Stored data entries:
—————
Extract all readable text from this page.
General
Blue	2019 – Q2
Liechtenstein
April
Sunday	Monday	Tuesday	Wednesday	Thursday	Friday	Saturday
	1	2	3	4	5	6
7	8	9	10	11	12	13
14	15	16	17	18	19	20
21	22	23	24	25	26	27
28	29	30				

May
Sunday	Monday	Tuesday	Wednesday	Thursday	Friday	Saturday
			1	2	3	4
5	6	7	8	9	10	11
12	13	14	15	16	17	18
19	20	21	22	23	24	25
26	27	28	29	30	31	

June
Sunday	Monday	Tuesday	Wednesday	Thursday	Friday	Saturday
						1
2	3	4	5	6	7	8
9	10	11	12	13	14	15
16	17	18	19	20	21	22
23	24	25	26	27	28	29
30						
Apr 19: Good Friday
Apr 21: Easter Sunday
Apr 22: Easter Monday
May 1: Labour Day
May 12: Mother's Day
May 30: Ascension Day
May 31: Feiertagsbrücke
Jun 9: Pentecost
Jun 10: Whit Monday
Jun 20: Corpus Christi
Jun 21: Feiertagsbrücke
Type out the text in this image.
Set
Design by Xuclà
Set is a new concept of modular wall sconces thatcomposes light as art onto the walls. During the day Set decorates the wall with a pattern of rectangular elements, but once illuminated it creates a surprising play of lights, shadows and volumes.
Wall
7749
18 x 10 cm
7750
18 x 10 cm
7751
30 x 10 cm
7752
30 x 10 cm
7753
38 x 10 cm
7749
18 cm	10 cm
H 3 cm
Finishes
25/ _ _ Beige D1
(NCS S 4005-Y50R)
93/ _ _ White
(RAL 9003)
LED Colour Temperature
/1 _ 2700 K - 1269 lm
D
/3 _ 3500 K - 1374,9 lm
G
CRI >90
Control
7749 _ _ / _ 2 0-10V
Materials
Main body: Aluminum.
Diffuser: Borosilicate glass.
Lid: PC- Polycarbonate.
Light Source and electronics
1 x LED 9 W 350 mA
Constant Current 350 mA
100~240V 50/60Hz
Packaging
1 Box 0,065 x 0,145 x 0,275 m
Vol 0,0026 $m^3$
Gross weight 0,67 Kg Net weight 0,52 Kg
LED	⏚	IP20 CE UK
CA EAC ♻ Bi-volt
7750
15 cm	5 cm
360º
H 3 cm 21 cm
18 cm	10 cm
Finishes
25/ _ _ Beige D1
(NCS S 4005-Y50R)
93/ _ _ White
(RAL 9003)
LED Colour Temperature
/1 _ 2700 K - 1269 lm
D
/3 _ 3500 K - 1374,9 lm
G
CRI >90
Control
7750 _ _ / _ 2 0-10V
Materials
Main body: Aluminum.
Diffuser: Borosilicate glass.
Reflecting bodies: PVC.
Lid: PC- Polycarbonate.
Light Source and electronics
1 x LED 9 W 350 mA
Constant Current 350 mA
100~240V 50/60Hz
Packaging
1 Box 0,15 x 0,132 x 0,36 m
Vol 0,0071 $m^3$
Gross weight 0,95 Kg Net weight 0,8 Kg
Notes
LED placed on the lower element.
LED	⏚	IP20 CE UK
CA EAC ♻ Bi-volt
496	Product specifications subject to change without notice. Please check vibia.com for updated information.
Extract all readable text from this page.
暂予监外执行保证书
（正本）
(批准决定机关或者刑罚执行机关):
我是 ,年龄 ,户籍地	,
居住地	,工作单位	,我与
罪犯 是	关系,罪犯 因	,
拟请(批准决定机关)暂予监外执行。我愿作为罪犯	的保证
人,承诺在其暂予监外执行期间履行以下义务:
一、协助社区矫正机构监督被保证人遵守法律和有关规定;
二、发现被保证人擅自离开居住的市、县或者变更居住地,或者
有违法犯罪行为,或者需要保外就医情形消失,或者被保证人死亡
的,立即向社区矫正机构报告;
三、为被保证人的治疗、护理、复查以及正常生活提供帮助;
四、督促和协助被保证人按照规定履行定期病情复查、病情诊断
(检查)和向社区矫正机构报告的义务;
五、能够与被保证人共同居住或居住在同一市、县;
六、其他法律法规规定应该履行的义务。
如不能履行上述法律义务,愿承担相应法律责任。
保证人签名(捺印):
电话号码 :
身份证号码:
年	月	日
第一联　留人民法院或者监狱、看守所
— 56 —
—————
→ WRITTEN REQUEST
Print the records above in full, exactly.

→ FULL ANSWER
Extract all readable text from this page.
General
Blue	2019 – Q2
Liechtenstein
April
Sunday	Monday	Tuesday	Wednesday	Thursday	Friday	Saturday
	1	2	3	4	5	6
7	8	9	10	11	12	13
14	15	16	17	18	19	20
21	22	23	24	25	26	27
28	29	30				

May
Sunday	Monday	Tuesday	Wednesday	Thursday	Friday	Saturday
			1	2	3	4
5	6	7	8	9	10	11
12	13	14	15	16	17	18
19	20	21	22	23	24	25
26	27	28	29	30	31	

June
Sunday	Monday	Tuesday	Wednesday	Thursday	Friday	Saturday
						1
2	3	4	5	6	7	8
9	10	11	12	13	14	15
16	17	18	19	20	21	22
23	24	25	26	27	28	29
30						
Apr 19: Good Friday
Apr 21: Easter Sunday
Apr 22: Easter Monday
May 1: Labour Day
May 12: Mother's Day
May 30: Ascension Day
May 31: Feiertagsbrücke
Jun 9: Pentecost
Jun 10: Whit Monday
Jun 20: Corpus Christi
Jun 21: Feiertagsbrücke
Type out the text in this image.
Set
Design by Xuclà
Set is a new concept of modular wall sconces thatcomposes light as art onto the walls. During the day Set decorates the wall with a pattern of rectangular elements, but once illuminated it creates a surprising play of lights, shadows and volumes.
Wall
7749
18 x 10 cm
7750
18 x 10 cm
7751
30 x 10 cm
7752
30 x 10 cm
7753
38 x 10 cm
7749
18 cm	10 cm
H 3 cm
Finishes
25/ _ _ Beige D1
(NCS S 4005-Y50R)
93/ _ _ White
(RAL 9003)
LED Colour Temperature
/1 _ 2700 K - 1269 lm
D
/3 _ 3500 K - 1374,9 lm
G
CRI >90
Control
7749 _ _ / _ 2 0-10V
Materials
Main body: Aluminum.
Diffuser: Borosilicate glass.
Lid: PC- Polycarbonate.
Light Source and electronics
1 x LED 9 W 350 mA
Constant Current 350 mA
100~240V 50/60Hz
Packaging
1 Box 0,065 x 0,145 x 0,275 m
Vol 0,0026 $m^3$
Gross weight 0,67 Kg Net weight 0,52 Kg
LED	⏚	IP20 CE UK
CA EAC ♻ Bi-volt
7750
15 cm	5 cm
360º
H 3 cm 21 cm
18 cm	10 cm
Finishes
25/ _ _ Beige D1
(NCS S 4005-Y50R)
93/ _ _ White
(RAL 9003)
LED Colour Temperature
/1 _ 2700 K - 1269 lm
D
/3 _ 3500 K - 1374,9 lm
G
CRI >90
Control
7750 _ _ / _ 2 0-10V
Materials
Main body: Aluminum.
Diffuser: Borosilicate glass.
Reflecting bodies: PVC.
Lid: PC- Polycarbonate.
Light Source and electronics
1 x LED 9 W 350 mA
Constant Current 350 mA
100~240V 50/60Hz
Packaging
1 Box 0,15 x 0,132 x 0,36 m
Vol 0,0071 $m^3$
Gross weight 0,95 Kg Net weight 0,8 Kg
Notes
LED placed on the lower element.
LED	⏚	IP20 CE UK
CA EAC ♻ Bi-volt
496	Product specifications subject to change without notice. Please check vibia.com for updated information.
Extract all readable text from this page.
暂予监外执行保证书
（正本）
(批准决定机关或者刑罚执行机关):
我是 ,年龄 ,户籍地	,
居住地	,工作单位	,我与
罪犯 是	关系,罪犯 因	,
拟请(批准决定机关)暂予监外执行。我愿作为罪犯	的保证
人,承诺在其暂予监外执行期间履行以下义务:
一、协助社区矫正机构监督被保证人遵守法律和有关规定;
二、发现被保证人擅自离开居住的市、县或者变更居住地,或者
有违法犯罪行为,或者需要保外就医情形消失,或者被保证人死亡
的,立即向社区矫正机构报告;
三、为被保证人的治疗、护理、复查以及正常生活提供帮助;
四、督促和协助被保证人按照规定履行定期病情复查、病情诊断
(检查)和向社区矫正机构报告的义务;
五、能够与被保证人共同居住或居住在同一市、县;
六、其他法律法规规定应该履行的义务。
如不能履行上述法律义务,愿承担相应法律责任。
保证人签名(捺印):
电话号码 :
身份证号码:
年	月	日
第一联　留人民法院或者监狱、看守所
— 56 —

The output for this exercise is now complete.